-- YOUR GOAL --
Where does the string "text" appear? Copy every line of the entries below that holds it.

Items from a dataset:
• • • • •

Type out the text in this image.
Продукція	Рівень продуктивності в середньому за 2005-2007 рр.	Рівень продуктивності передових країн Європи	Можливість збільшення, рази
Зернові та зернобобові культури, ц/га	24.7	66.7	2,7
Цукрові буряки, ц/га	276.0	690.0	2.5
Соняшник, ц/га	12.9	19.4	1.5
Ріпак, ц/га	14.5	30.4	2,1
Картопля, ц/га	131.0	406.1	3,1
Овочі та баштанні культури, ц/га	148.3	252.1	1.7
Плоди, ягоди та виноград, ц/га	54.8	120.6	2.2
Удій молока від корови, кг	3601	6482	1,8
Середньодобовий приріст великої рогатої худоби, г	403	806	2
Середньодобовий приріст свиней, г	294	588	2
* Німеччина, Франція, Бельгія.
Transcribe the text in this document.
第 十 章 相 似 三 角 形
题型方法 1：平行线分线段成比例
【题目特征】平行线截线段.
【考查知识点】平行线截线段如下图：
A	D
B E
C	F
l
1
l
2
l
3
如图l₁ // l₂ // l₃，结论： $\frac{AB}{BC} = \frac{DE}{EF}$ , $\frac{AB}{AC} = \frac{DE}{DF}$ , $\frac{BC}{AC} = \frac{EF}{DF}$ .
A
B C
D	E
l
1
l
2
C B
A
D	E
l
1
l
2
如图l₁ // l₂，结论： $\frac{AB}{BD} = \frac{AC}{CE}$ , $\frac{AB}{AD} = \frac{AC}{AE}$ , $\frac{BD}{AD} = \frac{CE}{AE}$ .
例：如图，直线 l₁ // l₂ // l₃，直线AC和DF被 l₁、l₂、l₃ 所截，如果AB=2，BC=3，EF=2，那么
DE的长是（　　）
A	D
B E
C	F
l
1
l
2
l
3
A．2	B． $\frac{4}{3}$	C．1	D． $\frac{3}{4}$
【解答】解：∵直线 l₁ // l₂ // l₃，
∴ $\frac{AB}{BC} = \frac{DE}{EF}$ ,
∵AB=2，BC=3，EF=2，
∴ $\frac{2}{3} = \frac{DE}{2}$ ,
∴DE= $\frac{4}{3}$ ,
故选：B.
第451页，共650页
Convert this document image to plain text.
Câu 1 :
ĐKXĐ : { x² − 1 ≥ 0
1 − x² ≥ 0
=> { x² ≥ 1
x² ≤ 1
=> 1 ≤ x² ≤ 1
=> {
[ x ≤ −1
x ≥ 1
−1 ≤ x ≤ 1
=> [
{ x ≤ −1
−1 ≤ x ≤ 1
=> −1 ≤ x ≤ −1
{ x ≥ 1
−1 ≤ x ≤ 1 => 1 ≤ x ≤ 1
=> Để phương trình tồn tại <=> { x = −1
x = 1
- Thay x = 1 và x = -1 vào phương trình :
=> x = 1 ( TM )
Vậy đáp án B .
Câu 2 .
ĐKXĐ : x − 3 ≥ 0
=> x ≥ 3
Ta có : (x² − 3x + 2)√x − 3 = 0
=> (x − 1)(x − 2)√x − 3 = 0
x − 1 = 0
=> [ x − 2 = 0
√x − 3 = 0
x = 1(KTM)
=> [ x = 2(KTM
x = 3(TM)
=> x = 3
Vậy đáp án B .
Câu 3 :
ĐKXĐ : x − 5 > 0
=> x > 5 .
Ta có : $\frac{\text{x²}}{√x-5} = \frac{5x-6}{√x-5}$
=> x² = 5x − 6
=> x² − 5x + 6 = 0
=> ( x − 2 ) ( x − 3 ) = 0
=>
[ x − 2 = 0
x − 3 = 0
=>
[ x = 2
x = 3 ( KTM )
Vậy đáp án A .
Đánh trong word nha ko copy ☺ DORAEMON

• • • • •

-- EXERCISE RESPONSE --
Type out the text in this image.
Transcribe the text in this document.
Convert this document image to plain text.
Ta có : $\frac{\text{x²}}{√x-5} = \frac{5x-6}{√x-5}$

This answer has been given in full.